Typescript: Discriminated Type Union Pattern

Hi people! How you've been? Is it everything alright?

Today let's talk about some interesting pattern in Typescript and I will blow your mind! This pattern is called Discriminated Type Union or Discriminated Union Type.

Before I deep dive on this patter, we need to undestand the problem.

I will write some code with you:

type PokemonState = {
  status: "Loading" | "Success" | "Error";
  pokemon?: { name: number; sprite: string; hp: number };
  error?: { message: string };
};

So I created a type called PokemonState, which contains status, pokemon with some properties and error with a message.

Now notice, that pokemon and error, depends of the status, so it will be can be undefined.

If the status is Loading, just return the status.
If the status is Success, just return the pokemon.
If the status is Error, just return the error message.

So Let's create a function with a switch on state:

const printPokemon = (pokemonState: PokemonState) => {
  switch (pokemonState.status) {
    case "Loading":
      console.log(pokemonState.status);
      break;
    case "Success":
      console.log(pokemonState.pokemon.name, pokemonState.pokemon.sprite, pokemonState.pokemon.hp);
      break;
    case "Error":
      console.log(pokemonState.error.message);
      break;
    default:
      break;
  }
};

But I will show what I'm seeing on the VSCode with typescript validation:

And heeeey! Typescript type safe validation is here!
How I said, pokemon and error, depends of state. We can create some logic on our function validating each status and define if we have our properties. But it's not the best solution.

* _RECORDED INFORMATION_:
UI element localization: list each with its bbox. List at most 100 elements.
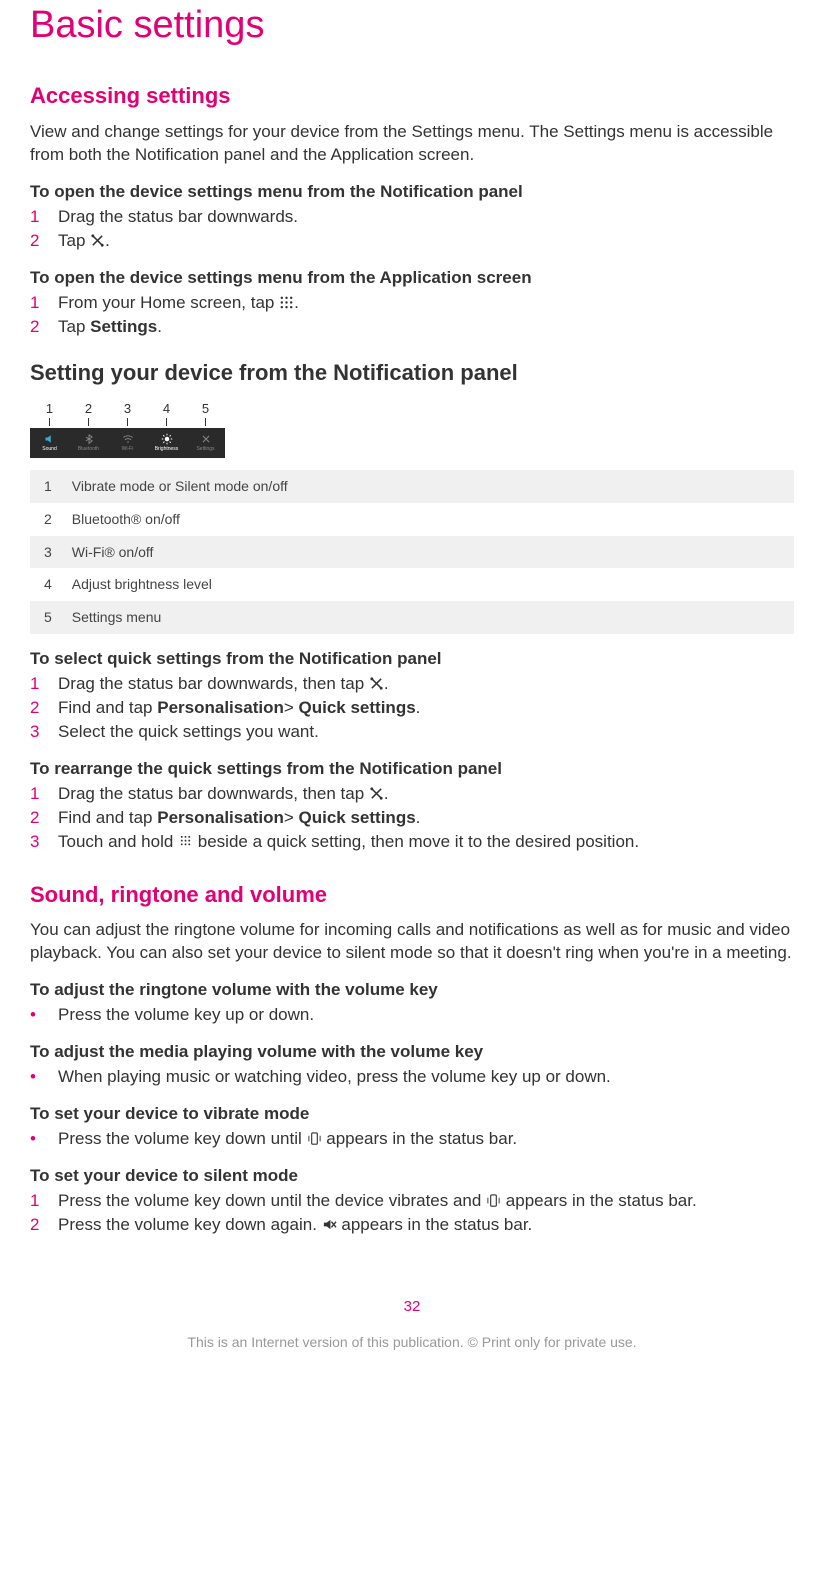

* _THE REQUEST_: Please retype the discriminated union post, starting with "How I said, pokemon" and going on through "the best solution.".

* _RESPONSE TO THIS TASK_:
How I said, pokemon and error, depends of state. We can create some logic on our function validating each status and define if we have our properties. But it's not the best solution.